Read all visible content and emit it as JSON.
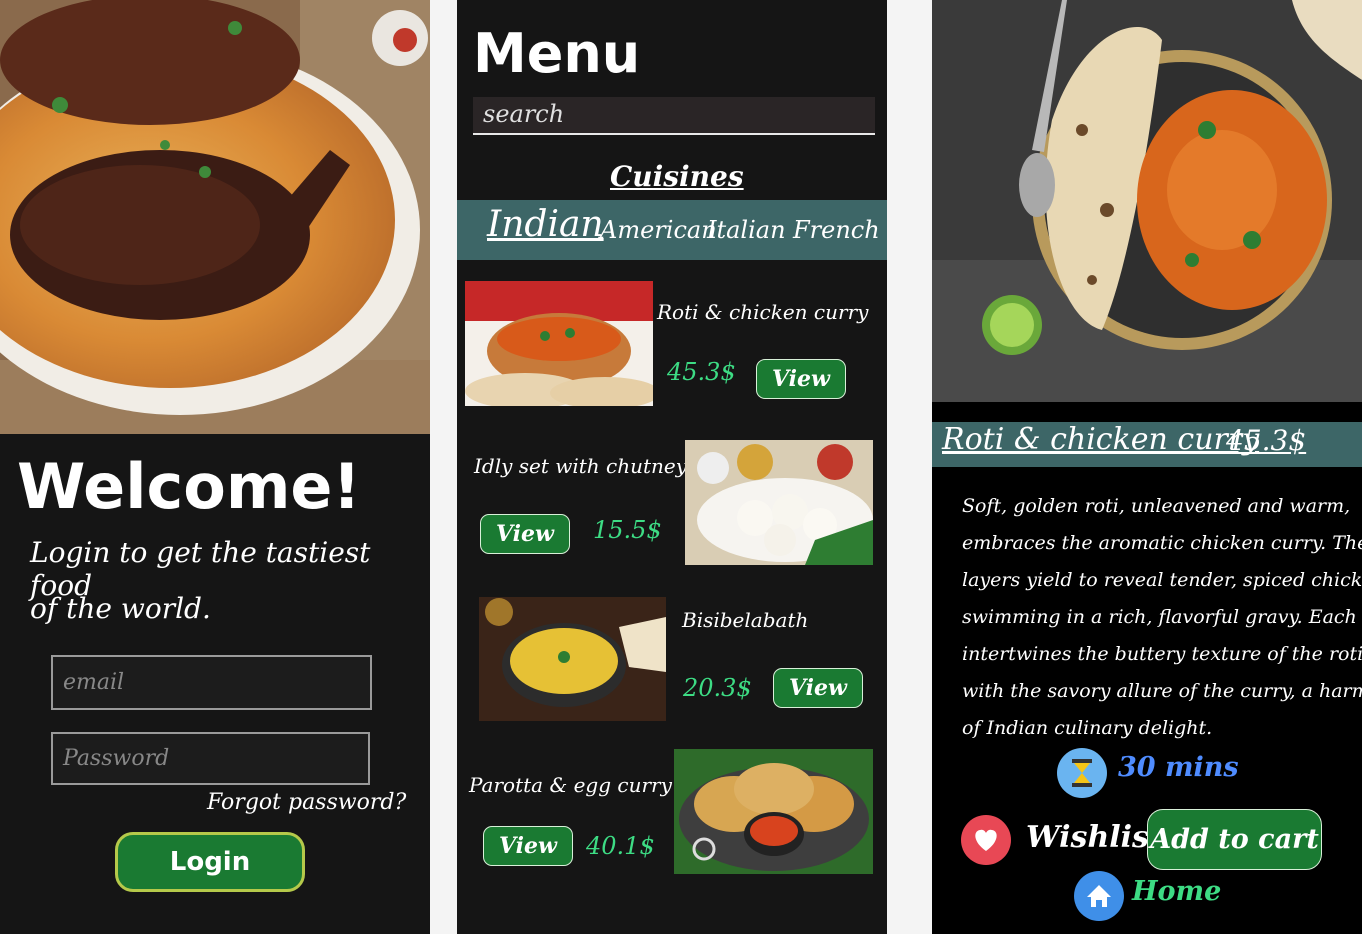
{
  "login": {
    "title": "Welcome!",
    "subtitle_line1": "Login to get the tastiest food",
    "subtitle_line2": "of the world.",
    "email_placeholder": "email",
    "password_placeholder": "Password",
    "forgot": "Forgot password?",
    "login_label": "Login"
  },
  "menu": {
    "title": "Menu",
    "search_placeholder": "search",
    "cuisines_heading": "Cuisines",
    "cuisines": [
      "Indian",
      "American",
      "Italian",
      "French"
    ],
    "selected_cuisine": "Indian",
    "items": [
      {
        "name": "Roti  & chicken curry",
        "price": "45.3$",
        "button": "View"
      },
      {
        "name": "Idly set with chutney",
        "price": "15.5$",
        "button": "View"
      },
      {
        "name": "Bisibelabath",
        "price": "20.3$",
        "button": "View"
      },
      {
        "name": "Parotta  & egg curry",
        "price": "40.1$",
        "button": "View"
      }
    ]
  },
  "detail": {
    "name": "Roti & chicken curry",
    "price": "45.3$",
    "description": [
      "Soft, golden roti, unleavened and warm,",
      "embraces the aromatic chicken curry. The flaky",
      "layers yield to reveal tender, spiced chicken,",
      "swimming in a rich, flavorful gravy. Each bite",
      "intertwines the buttery texture of the roti",
      "with the savory allure of the curry, a harmony",
      "of Indian culinary delight."
    ],
    "time": "30 mins",
    "wishlist": "Wishlist",
    "add_to_cart": "Add to cart",
    "home": "Home"
  },
  "colors": {
    "panel_bg": "#151515",
    "accent_green": "#1a7a32",
    "price_green": "#3ddc84",
    "teal_bar": "#3d6667",
    "time_blue": "#4f8cff",
    "home_green": "#3ddc84"
  }
}
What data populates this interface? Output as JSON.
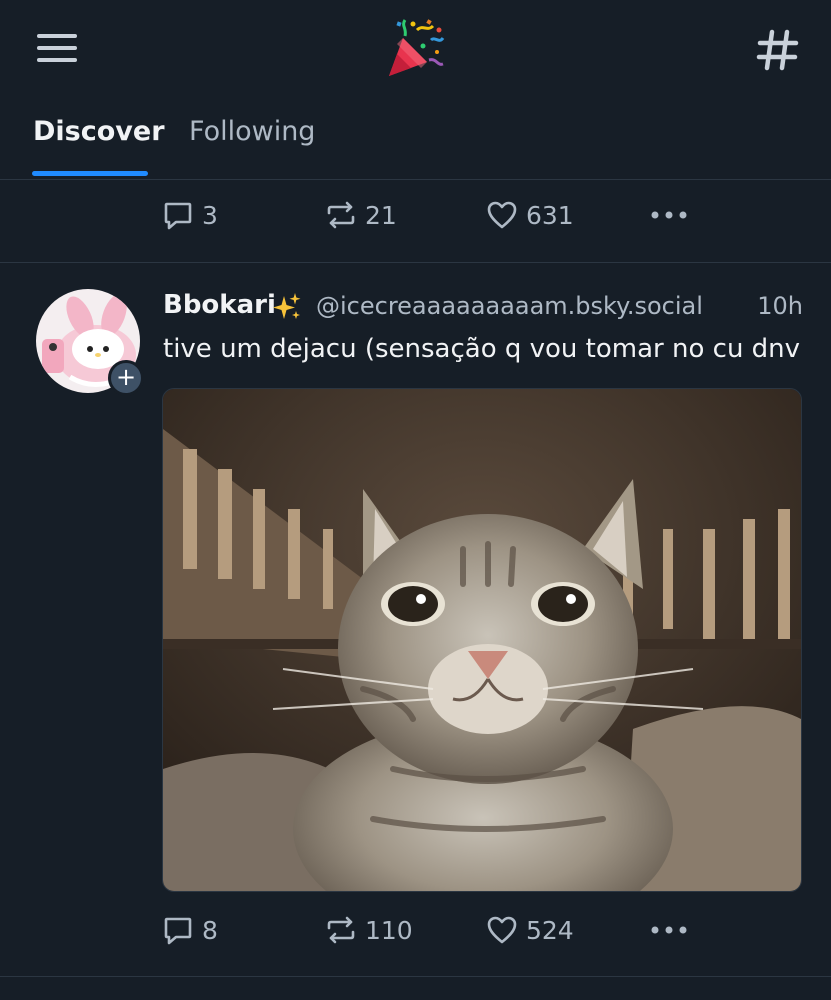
{
  "header": {
    "menu_icon": "hamburger-menu-icon",
    "logo_icon": "party-popper-emoji",
    "feeds_icon": "hashtag-icon"
  },
  "tabs": [
    {
      "label": "Discover",
      "active": true
    },
    {
      "label": "Following",
      "active": false
    }
  ],
  "colors": {
    "background": "#161e27",
    "accent": "#208bfe",
    "muted_text": "#aeb9c5",
    "divider": "#2b3642"
  },
  "previous_post": {
    "replies": "3",
    "reposts": "21",
    "likes": "631"
  },
  "post": {
    "author_name": "Bbokari",
    "author_emoji": "sparkles-emoji",
    "handle": "@icecreaaaaaaaaam.bsky.social",
    "time": "10h",
    "text": "tive um dejacu (sensação q vou tomar no cu dnv",
    "follow_button": "+",
    "image_subject": "tabby cat close-up",
    "replies": "8",
    "reposts": "110",
    "likes": "524"
  }
}
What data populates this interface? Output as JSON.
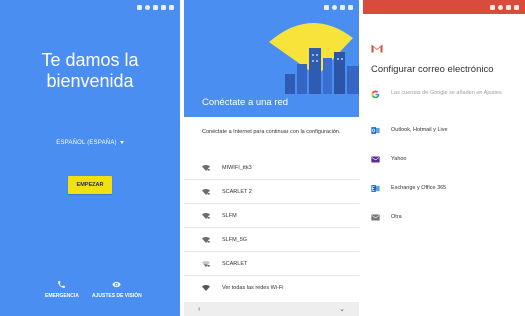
{
  "welcome_screen": {
    "title": "Te damos la bienvenida",
    "language": "ESPAÑOL (ESPAÑA)",
    "start_button": "EMPEZAR",
    "emergency": "EMERGENCIA",
    "vision_settings": "AJUSTES DE VISIÓN",
    "background_color": "#4a8ef2",
    "start_button_color": "#f3e10f"
  },
  "network_screen": {
    "title": "Conéctate a una red",
    "description": "Conéctate a Internet para continuar con la configuración.",
    "networks": [
      {
        "name": "MIWIFI_ttk3",
        "icon": "wifi-locked-icon"
      },
      {
        "name": "SCARLET 2",
        "icon": "wifi-locked-icon"
      },
      {
        "name": "SLFM",
        "icon": "wifi-locked-icon"
      },
      {
        "name": "SLFM_5G",
        "icon": "wifi-locked-icon"
      },
      {
        "name": "SCARLET",
        "icon": "wifi-weak-locked-icon"
      },
      {
        "name": "Ver todas las redes Wi-Fi",
        "icon": "wifi-icon"
      }
    ],
    "nav_back": "‹",
    "nav_more": "⌄"
  },
  "email_screen": {
    "title": "Configurar correo electrónico",
    "accounts": [
      {
        "label": "Las cuentas de Google se añaden en Ajustes",
        "icon": "google-icon"
      },
      {
        "label": "Outlook, Hotmail y Live",
        "icon": "outlook-icon"
      },
      {
        "label": "Yahoo",
        "icon": "yahoo-icon"
      },
      {
        "label": "Exchange y Office 365",
        "icon": "exchange-icon"
      },
      {
        "label": "Otra",
        "icon": "mail-icon"
      }
    ],
    "header_color": "#d94c3d"
  }
}
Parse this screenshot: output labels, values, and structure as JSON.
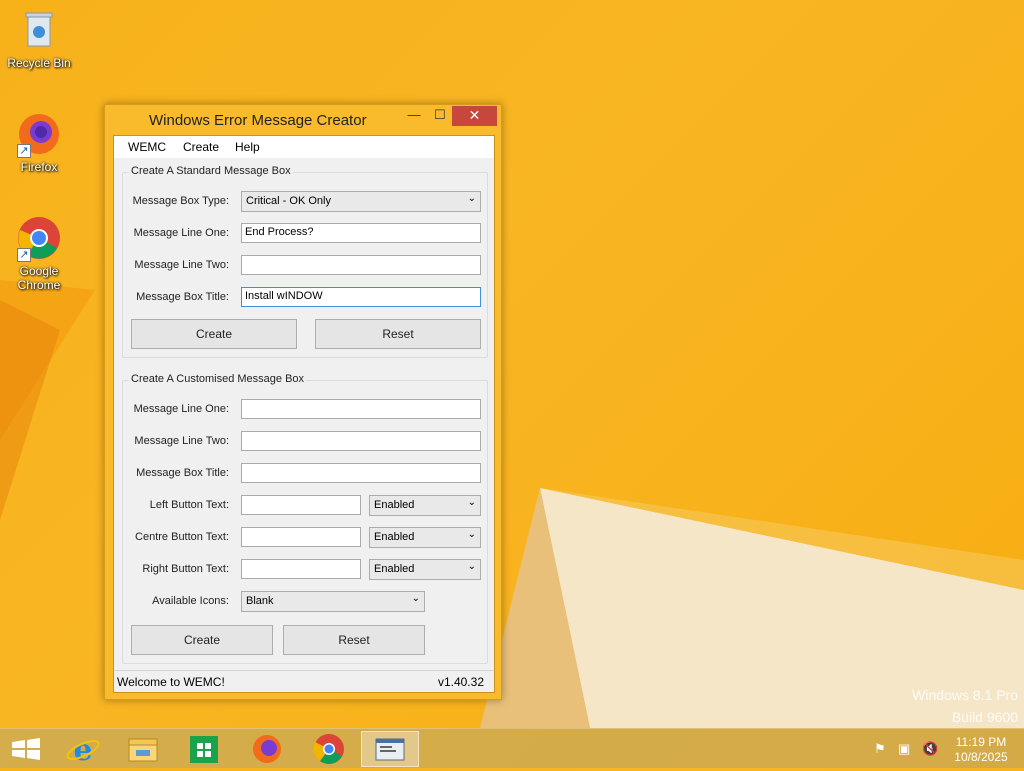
{
  "desktop": {
    "icons": [
      {
        "label": "Recycle Bin"
      },
      {
        "label": "Firefox"
      },
      {
        "label": "Google Chrome"
      }
    ],
    "watermark": {
      "line1": "Windows 8.1 Pro",
      "line2": "Build 9600"
    }
  },
  "window": {
    "title": "Windows Error Message Creator",
    "controls": {
      "minimize": "—",
      "maximize": "☐",
      "close": "✕"
    },
    "menu": [
      "WEMC",
      "Create",
      "Help"
    ],
    "standard": {
      "title": "Create A Standard Message Box",
      "type_label": "Message Box Type:",
      "type_value": "Critical - OK Only",
      "line1_label": "Message Line One:",
      "line1_value": "End Process?",
      "line2_label": "Message Line Two:",
      "line2_value": "",
      "title_label": "Message Box Title:",
      "title_value": "Install wINDOW",
      "create_button": "Create",
      "reset_button": "Reset"
    },
    "custom": {
      "title": "Create A Customised Message Box",
      "line1_label": "Message Line One:",
      "line1_value": "",
      "line2_label": "Message Line Two:",
      "line2_value": "",
      "title_label": "Message Box Title:",
      "title_value": "",
      "left_label": "Left Button Text:",
      "left_value": "",
      "left_state": "Enabled",
      "centre_label": "Centre Button Text:",
      "centre_value": "",
      "centre_state": "Enabled",
      "right_label": "Right Button Text:",
      "right_value": "",
      "right_state": "Enabled",
      "icons_label": "Available Icons:",
      "icons_value": "Blank",
      "create_button": "Create",
      "reset_button": "Reset"
    },
    "status": {
      "message": "Welcome to WEMC!",
      "version": "v1.40.32"
    }
  },
  "taskbar": {
    "clock_time": "11:19 PM",
    "clock_date": "10/8/2025",
    "apps": [
      "start",
      "internet-explorer",
      "file-explorer",
      "store",
      "firefox",
      "chrome",
      "wemc"
    ]
  },
  "colors": {
    "accent": "#f9bb2c",
    "close": "#c7473d",
    "desktop": "#f7b21a"
  }
}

-*-*-

◆ **Written task**
Are you able to set down all the lines above exactly, without any pictures?

◆ **Task response**
Read all visible content and emit it as JSON.
{
  "login": {
    "title": "Welcome!",
    "subtitle_line1": "Login to get the tastiest food",
    "subtitle_line2": "of the world.",
    "email_placeholder": "email",
    "password_placeholder": "Password",
    "forgot": "Forgot password?",
    "login_label": "Login"
  },
  "menu": {
    "title": "Menu",
    "search_placeholder": "search",
    "cuisines_heading": "Cuisines",
    "cuisines": [
      "Indian",
      "American",
      "Italian",
      "French"
    ],
    "selected_cuisine": "Indian",
    "items": [
      {
        "name": "Roti  & chicken curry",
        "price": "45.3$",
        "button": "View"
      },
      {
        "name": "Idly set with chutney",
        "price": "15.5$",
        "button": "View"
      },
      {
        "name": "Bisibelabath",
        "price": "20.3$",
        "button": "View"
      },
      {
        "name": "Parotta  & egg curry",
        "price": "40.1$",
        "button": "View"
      }
    ]
  },
  "detail": {
    "name": "Roti & chicken curry",
    "price": "45.3$",
    "description": [
      "Soft, golden roti, unleavened and warm,",
      "embraces the aromatic chicken curry. The flaky",
      "layers yield to reveal tender, spiced chicken,",
      "swimming in a rich, flavorful gravy. Each bite",
      "intertwines the buttery texture of the roti",
      "with the savory allure of the curry, a harmony",
      "of Indian culinary delight."
    ],
    "time": "30 mins",
    "wishlist": "Wishlist",
    "add_to_cart": "Add to cart",
    "home": "Home"
  },
  "colors": {
    "panel_bg": "#151515",
    "accent_green": "#1a7a32",
    "price_green": "#3ddc84",
    "teal_bar": "#3d6667",
    "time_blue": "#4f8cff",
    "home_green": "#3ddc84"
  }
}
What data populates this interface? Output as JSON.
{
  "header": {
    "menu_icon": "hamburger-menu-icon",
    "logo_icon": "party-popper-emoji",
    "feeds_icon": "hashtag-icon"
  },
  "tabs": [
    {
      "label": "Discover",
      "active": true
    },
    {
      "label": "Following",
      "active": false
    }
  ],
  "colors": {
    "background": "#161e27",
    "accent": "#208bfe",
    "muted_text": "#aeb9c5",
    "divider": "#2b3642"
  },
  "previous_post": {
    "replies": "3",
    "reposts": "21",
    "likes": "631"
  },
  "post": {
    "author_name": "Bbokari",
    "author_emoji": "sparkles-emoji",
    "handle": "@icecreaaaaaaaaam.bsky.social",
    "time": "10h",
    "text": "tive um dejacu (sensação q vou tomar no cu dnv",
    "follow_button": "+",
    "image_subject": "tabby cat close-up",
    "replies": "8",
    "reposts": "110",
    "likes": "524"
  }
}
What data populates this interface? Output as JSON.
{
  "welcome_screen": {
    "title": "Te damos la bienvenida",
    "language": "ESPAÑOL (ESPAÑA)",
    "start_button": "EMPEZAR",
    "emergency": "EMERGENCIA",
    "vision_settings": "AJUSTES DE VISIÓN",
    "background_color": "#4a8ef2",
    "start_button_color": "#f3e10f"
  },
  "network_screen": {
    "title": "Conéctate a una red",
    "description": "Conéctate a Internet para continuar con la configuración.",
    "networks": [
      {
        "name": "MIWIFI_ttk3",
        "icon": "wifi-locked-icon"
      },
      {
        "name": "SCARLET 2",
        "icon": "wifi-locked-icon"
      },
      {
        "name": "SLFM",
        "icon": "wifi-locked-icon"
      },
      {
        "name": "SLFM_5G",
        "icon": "wifi-locked-icon"
      },
      {
        "name": "SCARLET",
        "icon": "wifi-weak-locked-icon"
      },
      {
        "name": "Ver todas las redes Wi-Fi",
        "icon": "wifi-icon"
      }
    ],
    "nav_back": "‹",
    "nav_more": "⌄"
  },
  "email_screen": {
    "title": "Configurar correo electrónico",
    "accounts": [
      {
        "label": "Las cuentas de Google se añaden en Ajustes",
        "icon": "google-icon"
      },
      {
        "label": "Outlook, Hotmail y Live",
        "icon": "outlook-icon"
      },
      {
        "label": "Yahoo",
        "icon": "yahoo-icon"
      },
      {
        "label": "Exchange y Office 365",
        "icon": "exchange-icon"
      },
      {
        "label": "Otra",
        "icon": "mail-icon"
      }
    ],
    "header_color": "#d94c3d"
  }
}
Parse this screenshot: output labels, values, and structure as JSON.
{
  "desktop": {
    "icons": [
      {
        "label": "Recycle Bin"
      },
      {
        "label": "Firefox"
      },
      {
        "label": "Google Chrome"
      }
    ],
    "watermark": {
      "line1": "Windows 8.1 Pro",
      "line2": "Build 9600"
    }
  },
  "window": {
    "title": "Windows Error Message Creator",
    "controls": {
      "minimize": "—",
      "maximize": "☐",
      "close": "✕"
    },
    "menu": [
      "WEMC",
      "Create",
      "Help"
    ],
    "standard": {
      "title": "Create A Standard Message Box",
      "type_label": "Message Box Type:",
      "type_value": "Critical - OK Only",
      "line1_label": "Message Line One:",
      "line1_value": "End Process?",
      "line2_label": "Message Line Two:",
      "line2_value": "",
      "title_label": "Message Box Title:",
      "title_value": "Install wINDOW",
      "create_button": "Create",
      "reset_button": "Reset"
    },
    "custom": {
      "title": "Create A Customised Message Box",
      "line1_label": "Message Line One:",
      "line1_value": "",
      "line2_label": "Message Line Two:",
      "line2_value": "",
      "title_label": "Message Box Title:",
      "title_value": "",
      "left_label": "Left Button Text:",
      "left_value": "",
      "left_state": "Enabled",
      "centre_label": "Centre Button Text:",
      "centre_value": "",
      "centre_state": "Enabled",
      "right_label": "Right Button Text:",
      "right_value": "",
      "right_state": "Enabled",
      "icons_label": "Available Icons:",
      "icons_value": "Blank",
      "create_button": "Create",
      "reset_button": "Reset"
    },
    "status": {
      "message": "Welcome to WEMC!",
      "version": "v1.40.32"
    }
  },
  "taskbar": {
    "clock_time": "11:19 PM",
    "clock_date": "10/8/2025",
    "apps": [
      "start",
      "internet-explorer",
      "file-explorer",
      "store",
      "firefox",
      "chrome",
      "wemc"
    ]
  },
  "colors": {
    "accent": "#f9bb2c",
    "close": "#c7473d",
    "desktop": "#f7b21a"
  }
}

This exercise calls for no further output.